──────── INPUT RECORDS ────────

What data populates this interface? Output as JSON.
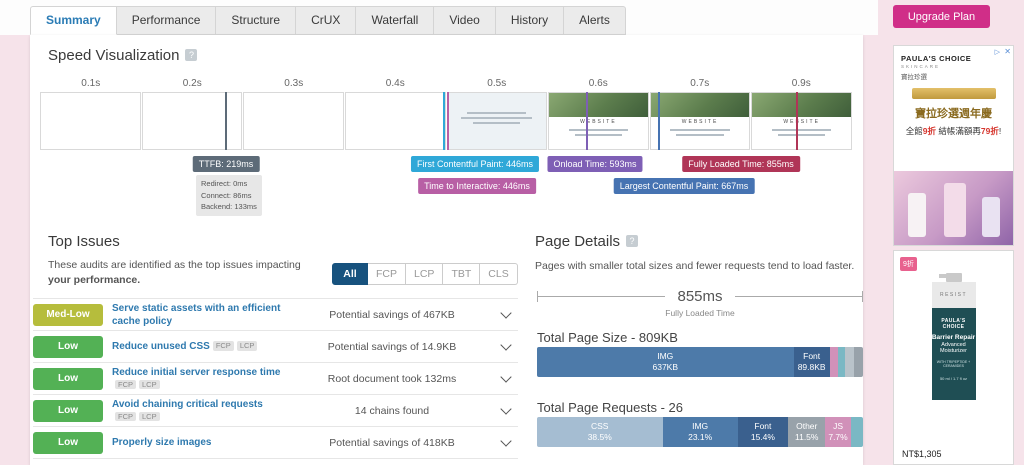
{
  "header": {
    "tabs": [
      {
        "label": "Summary"
      },
      {
        "label": "Performance"
      },
      {
        "label": "Structure"
      },
      {
        "label": "CrUX"
      },
      {
        "label": "Waterfall"
      },
      {
        "label": "Video"
      },
      {
        "label": "History"
      },
      {
        "label": "Alerts"
      }
    ],
    "upgrade_label": "Upgrade Plan"
  },
  "speed_viz": {
    "title": "Speed Visualization",
    "help": "?",
    "ticks": [
      "0.1s",
      "0.2s",
      "0.3s",
      "0.4s",
      "0.5s",
      "0.6s",
      "0.7s",
      "0.9s"
    ],
    "frame_site": "WEBSITE",
    "ttfb": {
      "label": "TTFB: 219ms",
      "redirect": "Redirect: 0ms",
      "connect": "Connect: 86ms",
      "backend": "Backend: 133ms",
      "color": "#5d6b78"
    },
    "fcp": {
      "label": "First Contentful Paint: 446ms",
      "color": "#2fa8d8"
    },
    "tti": {
      "label": "Time to Interactive: 446ms",
      "color": "#b85fa5"
    },
    "onload": {
      "label": "Onload Time: 593ms",
      "color": "#7e5fb5"
    },
    "fully": {
      "label": "Fully Loaded Time: 855ms",
      "color": "#b03557"
    },
    "lcp": {
      "label": "Largest Contentful Paint: 667ms",
      "color": "#4673b2"
    }
  },
  "top_issues": {
    "title": "Top Issues",
    "help": "?",
    "desc_1": "These audits are identified as the top issues impacting ",
    "desc_bold": "your performance.",
    "filters": [
      "All",
      "FCP",
      "LCP",
      "TBT",
      "CLS"
    ],
    "active_filter": "All",
    "issues": [
      {
        "severity": "Med-Low",
        "color": "#b6bd3c",
        "title": "Serve static assets with an efficient cache policy",
        "tags": [],
        "detail": "Potential savings of 467KB"
      },
      {
        "severity": "Low",
        "color": "#53b155",
        "title": "Reduce unused CSS",
        "tags": [
          "FCP",
          "LCP"
        ],
        "detail": "Potential savings of 14.9KB"
      },
      {
        "severity": "Low",
        "color": "#53b155",
        "title": "Reduce initial server response time",
        "tags": [
          "FCP",
          "LCP"
        ],
        "detail": "Root document took 132ms"
      },
      {
        "severity": "Low",
        "color": "#53b155",
        "title": "Avoid chaining critical requests",
        "tags": [
          "FCP",
          "LCP"
        ],
        "detail": "14 chains found"
      },
      {
        "severity": "Low",
        "color": "#53b155",
        "title": "Properly size images",
        "tags": [],
        "detail": "Potential savings of 418KB"
      }
    ]
  },
  "page_details": {
    "title": "Page Details",
    "help": "?",
    "desc": "Pages with smaller total sizes and fewer requests tend to load faster.",
    "fully_loaded_value": "855ms",
    "fully_loaded_label": "Fully Loaded Time",
    "size_title": "Total Page Size - 809KB",
    "size_segments": [
      {
        "label": "IMG",
        "value": "637KB",
        "pct": 78.7,
        "color": "#4d7aa9"
      },
      {
        "label": "Font",
        "value": "89.8KB",
        "pct": 11.1,
        "color": "#3a608e"
      },
      {
        "label": "",
        "value": "",
        "pct": 2.6,
        "color": "#d191b9"
      },
      {
        "label": "",
        "value": "",
        "pct": 2.2,
        "color": "#7ab8c4"
      },
      {
        "label": "",
        "value": "",
        "pct": 2.6,
        "color": "#b9c3ca"
      },
      {
        "label": "",
        "value": "",
        "pct": 2.8,
        "color": "#98a2aa"
      }
    ],
    "req_title": "Total Page Requests - 26",
    "req_segments": [
      {
        "label": "CSS",
        "value": "38.5%",
        "pct": 38.5,
        "color": "#a5bdd2"
      },
      {
        "label": "IMG",
        "value": "23.1%",
        "pct": 23.1,
        "color": "#4d7aa9"
      },
      {
        "label": "Font",
        "value": "15.4%",
        "pct": 15.4,
        "color": "#3a608e"
      },
      {
        "label": "Other",
        "value": "11.5%",
        "pct": 11.5,
        "color": "#98a2aa"
      },
      {
        "label": "JS",
        "value": "7.7%",
        "pct": 7.7,
        "color": "#d191b9"
      },
      {
        "label": "",
        "value": "",
        "pct": 3.8,
        "color": "#7ab8c4"
      }
    ]
  },
  "ads": {
    "close": "✕",
    "info": "▷",
    "top": {
      "brand": "PAULA'S CHOICE",
      "brand_sub": "SKINCARE",
      "brand_cn": "寶拉珍選",
      "line1": "寶拉珍選週年慶",
      "line2_pre": "全館",
      "line2_red1": "9折",
      "line2_mid": " 結帳滿額再",
      "line2_red2": "79折",
      "line2_end": "!"
    },
    "bottom": {
      "discount_badge": "9折",
      "bottle_top": "RESIST",
      "brand": "PAULA'S CHOICE",
      "name1": "Barrier Repair",
      "name2": "Advanced Moisturizer",
      "sub": "WITH TRIPEPTIDE + CERAMIDES",
      "size": "50 ml / 1.7 fl oz",
      "price": "NT$1,305"
    }
  }
}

────────

EXERCISE BRIEF: Would you copy out every entry above word for word, without the pictures?

EXERCISE SOLUTION:
What data populates this interface? Output as JSON.
{
  "header": {
    "tabs": [
      {
        "label": "Summary"
      },
      {
        "label": "Performance"
      },
      {
        "label": "Structure"
      },
      {
        "label": "CrUX"
      },
      {
        "label": "Waterfall"
      },
      {
        "label": "Video"
      },
      {
        "label": "History"
      },
      {
        "label": "Alerts"
      }
    ],
    "upgrade_label": "Upgrade Plan"
  },
  "speed_viz": {
    "title": "Speed Visualization",
    "help": "?",
    "ticks": [
      "0.1s",
      "0.2s",
      "0.3s",
      "0.4s",
      "0.5s",
      "0.6s",
      "0.7s",
      "0.9s"
    ],
    "frame_site": "WEBSITE",
    "ttfb": {
      "label": "TTFB: 219ms",
      "redirect": "Redirect: 0ms",
      "connect": "Connect: 86ms",
      "backend": "Backend: 133ms",
      "color": "#5d6b78"
    },
    "fcp": {
      "label": "First Contentful Paint: 446ms",
      "color": "#2fa8d8"
    },
    "tti": {
      "label": "Time to Interactive: 446ms",
      "color": "#b85fa5"
    },
    "onload": {
      "label": "Onload Time: 593ms",
      "color": "#7e5fb5"
    },
    "fully": {
      "label": "Fully Loaded Time: 855ms",
      "color": "#b03557"
    },
    "lcp": {
      "label": "Largest Contentful Paint: 667ms",
      "color": "#4673b2"
    }
  },
  "top_issues": {
    "title": "Top Issues",
    "help": "?",
    "desc_1": "These audits are identified as the top issues impacting ",
    "desc_bold": "your performance.",
    "filters": [
      "All",
      "FCP",
      "LCP",
      "TBT",
      "CLS"
    ],
    "active_filter": "All",
    "issues": [
      {
        "severity": "Med-Low",
        "color": "#b6bd3c",
        "title": "Serve static assets with an efficient cache policy",
        "tags": [],
        "detail": "Potential savings of 467KB"
      },
      {
        "severity": "Low",
        "color": "#53b155",
        "title": "Reduce unused CSS",
        "tags": [
          "FCP",
          "LCP"
        ],
        "detail": "Potential savings of 14.9KB"
      },
      {
        "severity": "Low",
        "color": "#53b155",
        "title": "Reduce initial server response time",
        "tags": [
          "FCP",
          "LCP"
        ],
        "detail": "Root document took 132ms"
      },
      {
        "severity": "Low",
        "color": "#53b155",
        "title": "Avoid chaining critical requests",
        "tags": [
          "FCP",
          "LCP"
        ],
        "detail": "14 chains found"
      },
      {
        "severity": "Low",
        "color": "#53b155",
        "title": "Properly size images",
        "tags": [],
        "detail": "Potential savings of 418KB"
      }
    ]
  },
  "page_details": {
    "title": "Page Details",
    "help": "?",
    "desc": "Pages with smaller total sizes and fewer requests tend to load faster.",
    "fully_loaded_value": "855ms",
    "fully_loaded_label": "Fully Loaded Time",
    "size_title": "Total Page Size - 809KB",
    "size_segments": [
      {
        "label": "IMG",
        "value": "637KB",
        "pct": 78.7,
        "color": "#4d7aa9"
      },
      {
        "label": "Font",
        "value": "89.8KB",
        "pct": 11.1,
        "color": "#3a608e"
      },
      {
        "label": "",
        "value": "",
        "pct": 2.6,
        "color": "#d191b9"
      },
      {
        "label": "",
        "value": "",
        "pct": 2.2,
        "color": "#7ab8c4"
      },
      {
        "label": "",
        "value": "",
        "pct": 2.6,
        "color": "#b9c3ca"
      },
      {
        "label": "",
        "value": "",
        "pct": 2.8,
        "color": "#98a2aa"
      }
    ],
    "req_title": "Total Page Requests - 26",
    "req_segments": [
      {
        "label": "CSS",
        "value": "38.5%",
        "pct": 38.5,
        "color": "#a5bdd2"
      },
      {
        "label": "IMG",
        "value": "23.1%",
        "pct": 23.1,
        "color": "#4d7aa9"
      },
      {
        "label": "Font",
        "value": "15.4%",
        "pct": 15.4,
        "color": "#3a608e"
      },
      {
        "label": "Other",
        "value": "11.5%",
        "pct": 11.5,
        "color": "#98a2aa"
      },
      {
        "label": "JS",
        "value": "7.7%",
        "pct": 7.7,
        "color": "#d191b9"
      },
      {
        "label": "",
        "value": "",
        "pct": 3.8,
        "color": "#7ab8c4"
      }
    ]
  },
  "ads": {
    "close": "✕",
    "info": "▷",
    "top": {
      "brand": "PAULA'S CHOICE",
      "brand_sub": "SKINCARE",
      "brand_cn": "寶拉珍選",
      "line1": "寶拉珍選週年慶",
      "line2_pre": "全館",
      "line2_red1": "9折",
      "line2_mid": " 結帳滿額再",
      "line2_red2": "79折",
      "line2_end": "!"
    },
    "bottom": {
      "discount_badge": "9折",
      "bottle_top": "RESIST",
      "brand": "PAULA'S CHOICE",
      "name1": "Barrier Repair",
      "name2": "Advanced Moisturizer",
      "sub": "WITH TRIPEPTIDE + CERAMIDES",
      "size": "50 ml / 1.7 fl oz",
      "price": "NT$1,305"
    }
  }
}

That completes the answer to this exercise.